Dataset records on visual material:
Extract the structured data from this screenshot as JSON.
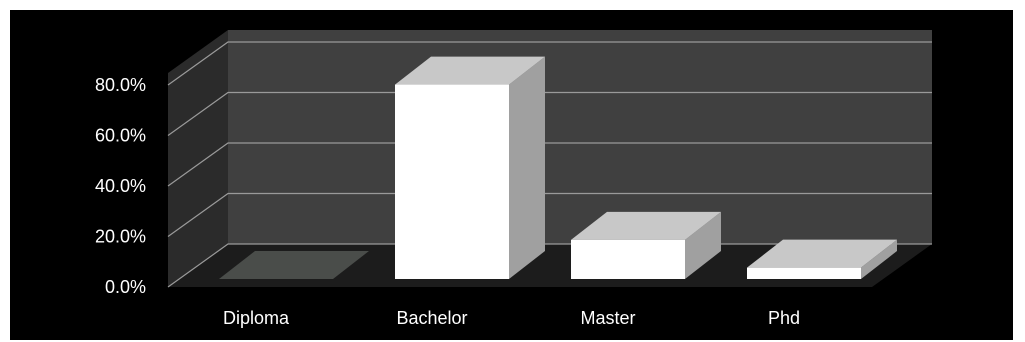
{
  "chart_data": {
    "type": "bar",
    "categories": [
      "Diploma",
      "Bachelor",
      "Master",
      "Phd"
    ],
    "values": [
      0.0,
      77.0,
      15.5,
      4.5
    ],
    "y_tick_labels": [
      "0.0%",
      "20.0%",
      "40.0%",
      "60.0%",
      "80.0%"
    ],
    "y_ticks": [
      0,
      20,
      40,
      60,
      80
    ],
    "ylim": [
      0,
      80
    ],
    "title": "",
    "xlabel": "",
    "ylabel": "",
    "grid": true,
    "legend": "none",
    "style": "3d-column",
    "colors": {
      "background": "#000000",
      "back_wall": "#404040",
      "side_wall": "#2b2b2b",
      "floor": "#1c1c1c",
      "gridline": "#9a9a9a",
      "bar_front": "#ffffff",
      "bar_top": "#c8c8c8",
      "bar_side": "#a0a0a0",
      "zero_bar": "#4a4d4a"
    }
  }
}
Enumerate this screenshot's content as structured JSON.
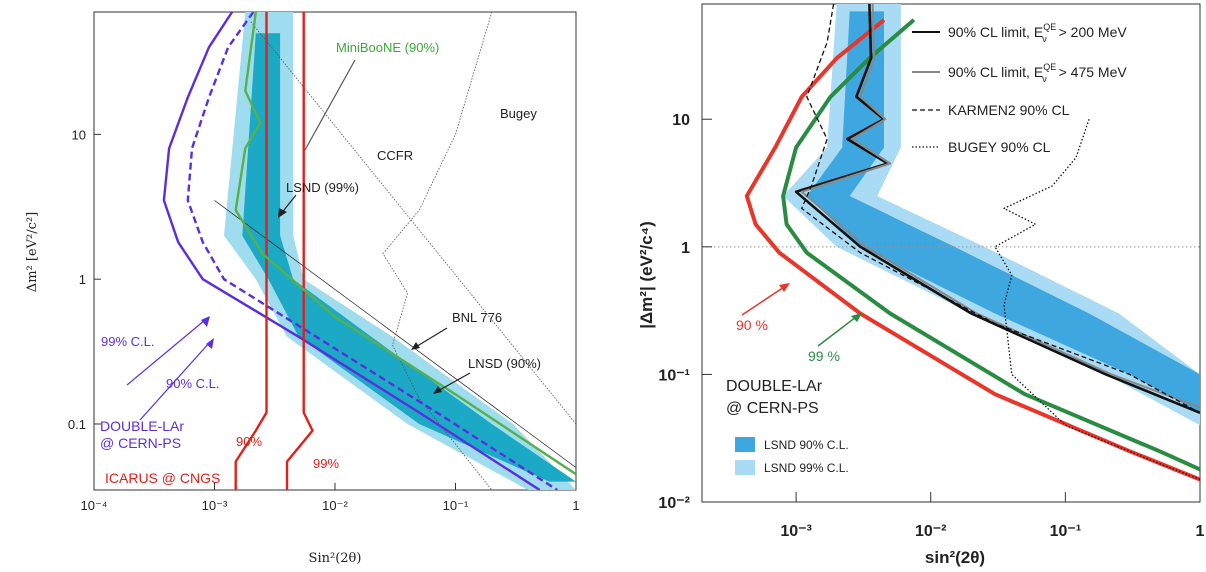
{
  "chart_data": [
    {
      "type": "line",
      "panel": "left",
      "x_scale": "log",
      "y_scale": "log",
      "xlim": [
        0.0001,
        1
      ],
      "ylim": [
        0.035,
        70
      ],
      "xlabel": "Sin²(2θ)",
      "ylabel": "Δm² [eV²/c²]",
      "xticks": [
        "10⁻⁴",
        "10⁻³",
        "10⁻²",
        "10⁻¹",
        "1"
      ],
      "yticks": [
        "0.1",
        "1",
        "10"
      ],
      "colors": {
        "double_lar": "#5a2ee0",
        "icarus": "#e0201a",
        "miniboone": "#56b14a",
        "lsnd_90": "#1ca9c6",
        "lsnd_99": "#9fdcee",
        "exclusion": "#555555"
      },
      "series": [
        {
          "name": "DOUBLE-LAr 99% C.L.",
          "style": "solid",
          "x": [
            0.0014,
            0.0009,
            0.0006,
            0.00042,
            0.00038,
            0.0005,
            0.0008,
            0.005,
            0.05,
            0.5
          ],
          "y": [
            70,
            40,
            18,
            8,
            3.5,
            1.8,
            1.0,
            0.4,
            0.12,
            0.035
          ]
        },
        {
          "name": "DOUBLE-LAr 90% C.L.",
          "style": "dashed",
          "x": [
            0.0021,
            0.0013,
            0.0009,
            0.00065,
            0.0006,
            0.0008,
            0.0012,
            0.007,
            0.07,
            0.7
          ],
          "y": [
            70,
            40,
            18,
            8,
            3.5,
            1.8,
            1.0,
            0.4,
            0.12,
            0.035
          ]
        },
        {
          "name": "ICARUS 90%",
          "style": "solid",
          "x": [
            0.0027,
            0.0027,
            0.0027,
            0.0027,
            0.0022,
            0.0015,
            0.0015
          ],
          "y": [
            70,
            1.0,
            0.2,
            0.12,
            0.09,
            0.055,
            0.035
          ]
        },
        {
          "name": "ICARUS 99%",
          "style": "solid",
          "x": [
            0.0055,
            0.0055,
            0.0055,
            0.0055,
            0.0065,
            0.004,
            0.004
          ],
          "y": [
            70,
            1.0,
            0.2,
            0.12,
            0.09,
            0.055,
            0.035
          ]
        },
        {
          "name": "MiniBooNE (90%)",
          "style": "solid",
          "x": [
            0.0022,
            0.0018,
            0.0024,
            0.0018,
            0.0015,
            0.0025,
            0.01,
            0.1,
            1
          ],
          "y": [
            70,
            20,
            12,
            8,
            3,
            1.5,
            0.55,
            0.16,
            0.045
          ]
        }
      ],
      "lsnd_99_band": {
        "x_lo": [
          0.0018,
          0.0012,
          0.0022,
          0.004,
          0.04,
          0.4
        ],
        "x_hi": [
          0.0045,
          0.0045,
          0.0055,
          0.03,
          0.3,
          1
        ],
        "y": [
          70,
          2.0,
          1.0,
          0.4,
          0.1,
          0.035
        ]
      },
      "lsnd_90_band": {
        "x_lo": [
          0.0022,
          0.0017,
          0.0028,
          0.005,
          0.05,
          0.6
        ],
        "x_hi": [
          0.0035,
          0.0035,
          0.0045,
          0.02,
          0.2,
          1
        ],
        "y": [
          50,
          2.0,
          1.0,
          0.4,
          0.1,
          0.04
        ]
      },
      "annotations": [
        "MiniBooNE (90%)",
        "CCFR",
        "Bugey",
        "LSND (99%)",
        "BNL 776",
        "LNSD (90%)",
        "99% C.L.",
        "90% C.L.",
        "DOUBLE-LAr",
        "@ CERN-PS",
        "90%",
        "99%",
        "ICARUS @ CNGS"
      ]
    },
    {
      "type": "line",
      "panel": "right",
      "x_scale": "log",
      "y_scale": "log",
      "xlim": [
        0.0002,
        1
      ],
      "ylim": [
        0.01,
        80
      ],
      "xlabel": "sin²(2θ)",
      "ylabel": "|Δm²| (eV²/c⁴)",
      "xticks": [
        "10⁻³",
        "10⁻²",
        "10⁻¹",
        "1"
      ],
      "yticks": [
        "10⁻²",
        "10⁻¹",
        "1",
        "10"
      ],
      "grid": "dotted line at Δm² = 1",
      "colors": {
        "red": "#e8362b",
        "green": "#2a8c43",
        "lsnd_90": "#3fa7e0",
        "lsnd_99": "#a9dbf5",
        "limit": "#111111",
        "limit_475": "#888888"
      },
      "legend": {
        "position": "top-right",
        "entries": [
          {
            "label": "90% CL limit, E",
            "sup": "QE",
            "sub": "ν",
            "suffix": " > 200 MeV",
            "style": "solid-black"
          },
          {
            "label": "90% CL limit, E",
            "sup": "QE",
            "sub": "ν",
            "suffix": " > 475 MeV",
            "style": "solid-gray"
          },
          {
            "label": "KARMEN2 90% CL",
            "style": "dashed"
          },
          {
            "label": "BUGEY 90% CL",
            "style": "dotted"
          }
        ],
        "box_entries": [
          "LSND 90% C.L.",
          "LSND 99% C.L."
        ]
      },
      "series": [
        {
          "name": "90%",
          "color": "red",
          "x": [
            0.0045,
            0.002,
            0.0011,
            0.0007,
            0.00043,
            0.0005,
            0.00075,
            0.003,
            0.03,
            0.3,
            1
          ],
          "y": [
            60,
            30,
            15,
            6,
            2.5,
            1.5,
            0.9,
            0.3,
            0.07,
            0.025,
            0.015
          ]
        },
        {
          "name": "99%",
          "color": "green",
          "x": [
            0.0075,
            0.0035,
            0.0018,
            0.001,
            0.0008,
            0.00085,
            0.0012,
            0.005,
            0.05,
            0.5,
            1
          ],
          "y": [
            60,
            30,
            15,
            6,
            2.5,
            1.5,
            0.9,
            0.3,
            0.07,
            0.025,
            0.018
          ]
        },
        {
          "name": "90% CL limit, E > 200 MeV",
          "color": "limit",
          "x": [
            0.0035,
            0.0036,
            0.0028,
            0.0045,
            0.0024,
            0.0048,
            0.001,
            0.003,
            0.02,
            0.2,
            1
          ],
          "y": [
            80,
            30,
            15,
            10,
            7,
            4.5,
            2.7,
            1.0,
            0.3,
            0.1,
            0.05
          ]
        },
        {
          "name": "90% CL limit, E > 475 MeV",
          "color": "limit_475",
          "x": [
            0.0037,
            0.0038,
            0.003,
            0.0046,
            0.0026,
            0.005,
            0.0011,
            0.0033,
            0.022,
            0.22,
            1
          ],
          "y": [
            80,
            30,
            15,
            10,
            7,
            4.5,
            2.7,
            1.0,
            0.3,
            0.1,
            0.055
          ]
        },
        {
          "name": "KARMEN2 90% CL",
          "style": "dashed",
          "x": [
            0.0019,
            0.0017,
            0.0012,
            0.0017,
            0.0013,
            0.0011,
            0.003,
            0.03,
            0.3,
            1
          ],
          "y": [
            80,
            40,
            15,
            7,
            3,
            2.0,
            0.9,
            0.25,
            0.1,
            0.05
          ]
        },
        {
          "name": "BUGEY 90% CL",
          "style": "dotted",
          "x": [
            0.15,
            0.12,
            0.08,
            0.035,
            0.06,
            0.03,
            0.04,
            0.035,
            0.04,
            0.1,
            0.5,
            1
          ],
          "y": [
            10,
            5,
            3,
            2.0,
            1.5,
            1.0,
            0.6,
            0.35,
            0.1,
            0.04,
            0.02,
            0.015
          ]
        }
      ],
      "lsnd_99_band": {
        "x_lo": [
          0.002,
          0.0017,
          0.0008,
          0.002,
          0.02,
          0.2,
          1
        ],
        "x_hi": [
          0.006,
          0.006,
          0.004,
          0.025,
          0.25,
          1,
          1
        ],
        "y": [
          80,
          6,
          2.5,
          1.0,
          0.3,
          0.1,
          0.04
        ]
      },
      "lsnd_90_band": {
        "x_lo": [
          0.0025,
          0.0022,
          0.0012,
          0.003,
          0.03,
          0.3,
          1
        ],
        "x_hi": [
          0.0045,
          0.0045,
          0.0025,
          0.015,
          0.15,
          1,
          1
        ],
        "y": [
          70,
          6,
          2.5,
          1.0,
          0.3,
          0.1,
          0.05
        ]
      },
      "annotations": [
        "90 %",
        "99 %",
        "DOUBLE-LAr",
        "@ CERN-PS"
      ]
    }
  ]
}
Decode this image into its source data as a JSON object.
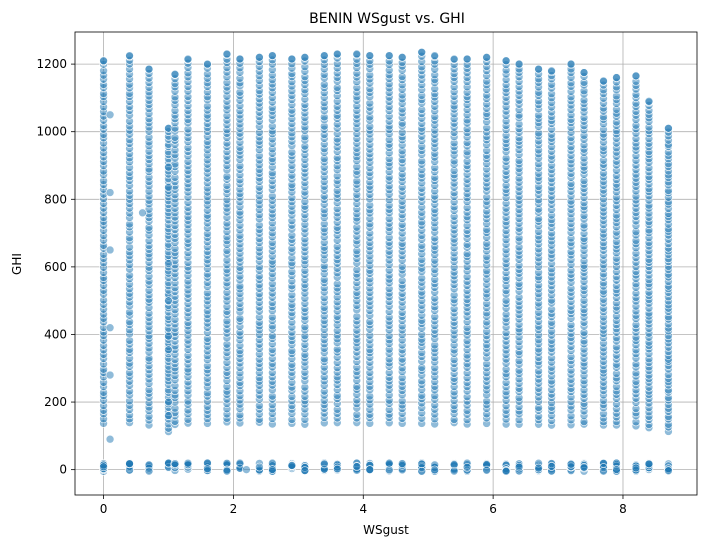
{
  "chart_data": {
    "type": "scatter",
    "title": "BENIN WSgust vs. GHI",
    "xlabel": "WSgust",
    "ylabel": "GHI",
    "xlim": [
      -0.44,
      9.14
    ],
    "ylim": [
      -75,
      1295
    ],
    "x_ticks": [
      0,
      2,
      4,
      6,
      8
    ],
    "y_ticks": [
      0,
      200,
      400,
      600,
      800,
      1000,
      1200
    ],
    "grid": true,
    "color": "#1f77b4",
    "x_values": [
      0.0,
      0.4,
      0.7,
      1.0,
      1.1,
      1.3,
      1.6,
      1.9,
      2.1,
      2.4,
      2.6,
      2.9,
      3.1,
      3.4,
      3.6,
      3.9,
      4.1,
      4.4,
      4.6,
      4.9,
      5.1,
      5.4,
      5.6,
      5.9,
      6.2,
      6.4,
      6.7,
      6.9,
      7.2,
      7.4,
      7.7,
      7.9,
      8.2,
      8.4,
      8.7
    ],
    "column_max_ghi": [
      1210,
      1225,
      1185,
      1010,
      1170,
      1215,
      1200,
      1230,
      1215,
      1220,
      1225,
      1215,
      1220,
      1225,
      1230,
      1230,
      1225,
      1225,
      1220,
      1235,
      1225,
      1215,
      1215,
      1220,
      1210,
      1200,
      1185,
      1180,
      1200,
      1175,
      1150,
      1160,
      1165,
      1090,
      1010
    ],
    "outliers": [
      {
        "x": 0.6,
        "y": 760
      },
      {
        "x": 1.0,
        "y": 895
      },
      {
        "x": 1.0,
        "y": 835
      },
      {
        "x": 1.0,
        "y": 610
      },
      {
        "x": 1.0,
        "y": 500
      },
      {
        "x": 1.0,
        "y": 395
      },
      {
        "x": 1.0,
        "y": 355
      },
      {
        "x": 1.0,
        "y": 200
      },
      {
        "x": 1.0,
        "y": 160
      },
      {
        "x": 2.2,
        "y": 0
      },
      {
        "x": 0.1,
        "y": 90
      },
      {
        "x": 0.1,
        "y": 280
      },
      {
        "x": 0.1,
        "y": 420
      },
      {
        "x": 0.1,
        "y": 650
      },
      {
        "x": 0.1,
        "y": 820
      },
      {
        "x": 0.1,
        "y": 1050
      }
    ]
  }
}
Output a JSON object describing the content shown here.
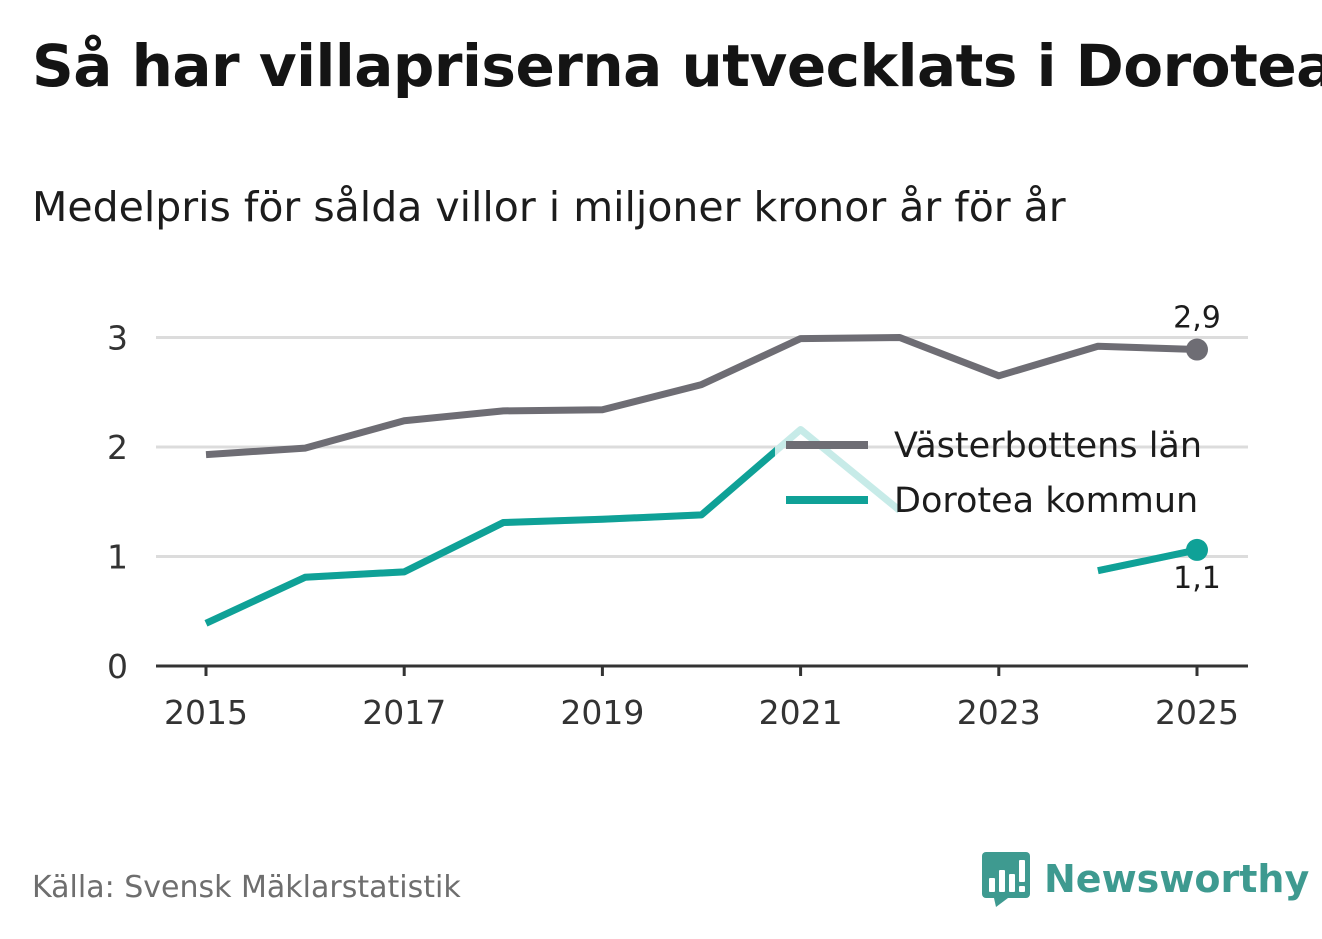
{
  "title": "Så har villapriserna utvecklats i Dorotea",
  "subtitle": "Medelpris för sålda villor i miljoner kronor år för år",
  "source": "Källa: Svensk Mäklarstatistik",
  "brand": "Newsworthy",
  "colors": {
    "lan": "#6e6d74",
    "kommun": "#0fa197",
    "kommun_faded": "#c7ebe8",
    "grid": "#dcdcdc",
    "axis": "#333333",
    "brand": "#3e9a90"
  },
  "chart_data": {
    "type": "line",
    "x": [
      2015,
      2016,
      2017,
      2018,
      2019,
      2020,
      2021,
      2022,
      2023,
      2024,
      2025
    ],
    "x_ticks": [
      "2015",
      "2017",
      "2019",
      "2021",
      "2023",
      "2025"
    ],
    "y_ticks": [
      "0",
      "1",
      "2",
      "3"
    ],
    "ylim": [
      0,
      3.3
    ],
    "grid": true,
    "legend_position": "right-middle",
    "series": [
      {
        "name": "Västerbottens län",
        "color_key": "lan",
        "values": [
          1.93,
          1.99,
          2.24,
          2.33,
          2.34,
          2.57,
          2.99,
          3.0,
          2.65,
          2.92,
          2.89
        ],
        "end_label": "2,9"
      },
      {
        "name": "Dorotea kommun",
        "color_key": "kommun",
        "values": [
          0.39,
          0.81,
          0.86,
          1.31,
          1.34,
          1.38,
          2.16,
          1.42,
          null,
          0.87,
          1.06
        ],
        "end_label": "1,1"
      }
    ]
  }
}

What the exercise asks = Search the data above for the word "ylabel", then gather each line in which it appears.

Task solution =
    "ylabel": "",
      "ylabel": "Δm² [eV²/c²]",
      "ylabel": "|Δm²| (eV²/c⁴)",
    "ylabel": "GHI",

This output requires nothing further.